┌──
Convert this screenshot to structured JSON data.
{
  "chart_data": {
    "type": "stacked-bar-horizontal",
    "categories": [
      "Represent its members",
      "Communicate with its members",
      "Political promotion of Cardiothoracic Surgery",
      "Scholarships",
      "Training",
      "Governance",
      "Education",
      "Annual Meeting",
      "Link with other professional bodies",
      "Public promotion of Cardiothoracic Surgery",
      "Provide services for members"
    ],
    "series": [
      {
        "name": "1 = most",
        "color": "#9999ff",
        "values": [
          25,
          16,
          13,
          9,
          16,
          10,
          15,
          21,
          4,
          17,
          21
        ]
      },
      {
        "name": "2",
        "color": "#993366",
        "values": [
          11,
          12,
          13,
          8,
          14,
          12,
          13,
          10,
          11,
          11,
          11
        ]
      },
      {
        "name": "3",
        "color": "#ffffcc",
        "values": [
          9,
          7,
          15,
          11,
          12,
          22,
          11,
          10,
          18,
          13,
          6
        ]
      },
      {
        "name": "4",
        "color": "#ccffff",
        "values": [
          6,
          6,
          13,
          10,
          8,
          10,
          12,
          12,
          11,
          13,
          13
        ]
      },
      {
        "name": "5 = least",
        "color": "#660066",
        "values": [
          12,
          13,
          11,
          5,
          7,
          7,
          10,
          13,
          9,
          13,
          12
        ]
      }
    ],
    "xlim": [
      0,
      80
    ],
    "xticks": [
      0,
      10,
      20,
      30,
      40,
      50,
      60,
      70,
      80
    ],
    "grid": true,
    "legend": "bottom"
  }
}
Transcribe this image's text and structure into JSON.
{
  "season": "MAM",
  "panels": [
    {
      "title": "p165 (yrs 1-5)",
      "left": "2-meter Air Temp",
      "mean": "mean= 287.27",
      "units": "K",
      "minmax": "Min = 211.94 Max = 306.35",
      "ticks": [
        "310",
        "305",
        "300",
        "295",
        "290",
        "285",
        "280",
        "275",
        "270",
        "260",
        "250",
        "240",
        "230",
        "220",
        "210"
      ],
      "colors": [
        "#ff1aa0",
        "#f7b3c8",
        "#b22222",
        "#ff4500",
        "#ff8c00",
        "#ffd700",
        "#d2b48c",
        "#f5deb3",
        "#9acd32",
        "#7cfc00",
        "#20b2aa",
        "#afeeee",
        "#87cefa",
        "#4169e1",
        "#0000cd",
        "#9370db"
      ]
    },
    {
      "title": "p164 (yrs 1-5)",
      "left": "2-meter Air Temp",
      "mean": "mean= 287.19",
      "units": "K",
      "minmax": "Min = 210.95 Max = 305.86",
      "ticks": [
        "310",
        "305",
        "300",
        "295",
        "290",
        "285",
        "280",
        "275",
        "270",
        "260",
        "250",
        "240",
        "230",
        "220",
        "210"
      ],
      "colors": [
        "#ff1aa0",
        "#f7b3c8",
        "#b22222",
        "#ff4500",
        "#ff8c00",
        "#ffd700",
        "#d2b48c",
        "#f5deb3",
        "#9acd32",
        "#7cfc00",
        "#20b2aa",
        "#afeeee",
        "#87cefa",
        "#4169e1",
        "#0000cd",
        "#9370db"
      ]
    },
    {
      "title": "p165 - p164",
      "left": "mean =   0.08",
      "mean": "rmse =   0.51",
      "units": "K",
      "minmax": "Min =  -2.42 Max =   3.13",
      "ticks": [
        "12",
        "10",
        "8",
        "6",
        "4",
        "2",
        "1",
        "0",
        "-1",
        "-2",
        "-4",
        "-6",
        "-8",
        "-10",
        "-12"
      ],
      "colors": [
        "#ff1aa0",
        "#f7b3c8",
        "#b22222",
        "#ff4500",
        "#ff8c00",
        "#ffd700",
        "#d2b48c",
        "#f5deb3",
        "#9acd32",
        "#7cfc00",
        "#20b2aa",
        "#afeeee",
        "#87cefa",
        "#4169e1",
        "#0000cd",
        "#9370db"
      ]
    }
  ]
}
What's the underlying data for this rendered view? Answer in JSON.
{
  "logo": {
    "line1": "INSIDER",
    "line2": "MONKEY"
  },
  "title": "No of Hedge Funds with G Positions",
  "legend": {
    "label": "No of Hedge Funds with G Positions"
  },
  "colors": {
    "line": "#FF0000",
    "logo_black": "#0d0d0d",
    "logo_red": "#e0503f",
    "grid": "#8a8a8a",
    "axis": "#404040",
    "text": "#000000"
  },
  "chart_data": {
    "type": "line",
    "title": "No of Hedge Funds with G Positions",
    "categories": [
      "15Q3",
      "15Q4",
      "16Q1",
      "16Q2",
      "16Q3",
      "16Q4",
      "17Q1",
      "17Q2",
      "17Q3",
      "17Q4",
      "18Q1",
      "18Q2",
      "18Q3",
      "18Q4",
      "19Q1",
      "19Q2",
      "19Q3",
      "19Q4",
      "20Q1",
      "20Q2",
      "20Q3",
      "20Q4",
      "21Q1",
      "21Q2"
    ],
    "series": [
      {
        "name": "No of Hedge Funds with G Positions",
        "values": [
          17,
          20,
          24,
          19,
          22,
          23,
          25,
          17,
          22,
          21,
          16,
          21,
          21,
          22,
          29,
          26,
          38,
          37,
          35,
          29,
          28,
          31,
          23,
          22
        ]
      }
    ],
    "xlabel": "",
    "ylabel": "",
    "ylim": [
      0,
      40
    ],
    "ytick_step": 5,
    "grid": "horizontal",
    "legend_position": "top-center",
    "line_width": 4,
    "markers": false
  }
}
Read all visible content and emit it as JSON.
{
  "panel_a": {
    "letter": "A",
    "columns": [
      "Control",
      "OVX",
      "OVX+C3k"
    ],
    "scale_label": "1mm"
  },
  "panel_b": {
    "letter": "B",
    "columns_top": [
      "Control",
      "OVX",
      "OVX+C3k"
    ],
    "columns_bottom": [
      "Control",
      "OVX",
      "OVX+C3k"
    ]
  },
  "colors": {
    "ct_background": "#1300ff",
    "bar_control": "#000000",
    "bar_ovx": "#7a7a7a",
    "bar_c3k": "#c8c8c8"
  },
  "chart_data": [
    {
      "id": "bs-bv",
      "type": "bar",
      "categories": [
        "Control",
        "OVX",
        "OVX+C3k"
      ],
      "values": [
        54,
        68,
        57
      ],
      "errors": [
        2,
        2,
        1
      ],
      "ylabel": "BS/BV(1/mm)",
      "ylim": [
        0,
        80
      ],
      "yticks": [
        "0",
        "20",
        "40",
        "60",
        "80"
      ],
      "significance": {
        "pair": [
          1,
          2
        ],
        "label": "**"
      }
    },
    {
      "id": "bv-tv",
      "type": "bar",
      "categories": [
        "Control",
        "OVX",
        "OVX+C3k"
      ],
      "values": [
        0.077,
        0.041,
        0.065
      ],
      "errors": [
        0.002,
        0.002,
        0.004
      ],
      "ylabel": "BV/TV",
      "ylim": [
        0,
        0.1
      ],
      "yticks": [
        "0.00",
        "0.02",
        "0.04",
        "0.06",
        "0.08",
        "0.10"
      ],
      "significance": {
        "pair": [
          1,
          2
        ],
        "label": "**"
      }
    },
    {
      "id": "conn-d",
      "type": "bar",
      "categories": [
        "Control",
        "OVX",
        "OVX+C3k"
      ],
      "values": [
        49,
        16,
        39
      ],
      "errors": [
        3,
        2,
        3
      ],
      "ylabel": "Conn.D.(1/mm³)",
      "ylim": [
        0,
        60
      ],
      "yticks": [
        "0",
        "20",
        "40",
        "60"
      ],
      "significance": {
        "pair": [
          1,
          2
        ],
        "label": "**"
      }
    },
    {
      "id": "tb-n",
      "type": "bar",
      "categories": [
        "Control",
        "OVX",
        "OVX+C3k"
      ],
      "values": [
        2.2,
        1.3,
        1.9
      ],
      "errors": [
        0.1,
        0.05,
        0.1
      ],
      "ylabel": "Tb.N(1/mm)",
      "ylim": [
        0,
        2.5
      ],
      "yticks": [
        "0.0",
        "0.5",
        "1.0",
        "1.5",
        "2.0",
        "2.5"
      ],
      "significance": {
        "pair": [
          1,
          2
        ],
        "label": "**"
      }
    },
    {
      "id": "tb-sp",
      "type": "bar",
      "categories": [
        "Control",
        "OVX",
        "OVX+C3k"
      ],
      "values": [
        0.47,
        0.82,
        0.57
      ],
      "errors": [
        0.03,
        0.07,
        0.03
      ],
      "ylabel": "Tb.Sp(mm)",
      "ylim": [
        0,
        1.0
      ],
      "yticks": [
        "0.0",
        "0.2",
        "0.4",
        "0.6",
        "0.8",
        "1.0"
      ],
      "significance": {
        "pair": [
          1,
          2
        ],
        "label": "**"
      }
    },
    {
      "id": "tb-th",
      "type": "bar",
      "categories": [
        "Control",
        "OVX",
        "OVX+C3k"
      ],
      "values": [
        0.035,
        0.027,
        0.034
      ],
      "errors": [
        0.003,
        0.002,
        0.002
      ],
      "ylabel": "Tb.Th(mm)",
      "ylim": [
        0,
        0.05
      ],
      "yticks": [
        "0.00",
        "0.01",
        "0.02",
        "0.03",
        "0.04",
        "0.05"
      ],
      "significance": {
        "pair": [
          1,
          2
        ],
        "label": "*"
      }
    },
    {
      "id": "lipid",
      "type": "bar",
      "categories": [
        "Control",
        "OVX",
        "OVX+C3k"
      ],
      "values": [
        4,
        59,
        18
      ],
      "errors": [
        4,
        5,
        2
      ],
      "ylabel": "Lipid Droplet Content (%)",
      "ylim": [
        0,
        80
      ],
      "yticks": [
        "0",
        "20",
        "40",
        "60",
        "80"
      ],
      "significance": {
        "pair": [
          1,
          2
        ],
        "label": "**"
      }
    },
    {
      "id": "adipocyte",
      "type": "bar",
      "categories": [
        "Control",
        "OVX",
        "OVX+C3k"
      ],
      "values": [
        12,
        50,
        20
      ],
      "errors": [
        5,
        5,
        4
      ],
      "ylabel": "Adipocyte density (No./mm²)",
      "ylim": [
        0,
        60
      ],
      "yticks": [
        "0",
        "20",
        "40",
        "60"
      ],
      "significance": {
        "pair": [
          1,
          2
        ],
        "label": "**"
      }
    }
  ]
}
└──
**Exercise goal**
Filter the records above for lines containing the word "with", and copy those lines.

**Output of the exercise**
      "Communicate with its members",
      "Link with other professional bodies",
  "title": "No of Hedge Funds with G Positions",
    "label": "No of Hedge Funds with G Positions"
    "title": "No of Hedge Funds with G Positions",
        "name": "No of Hedge Funds with G Positions",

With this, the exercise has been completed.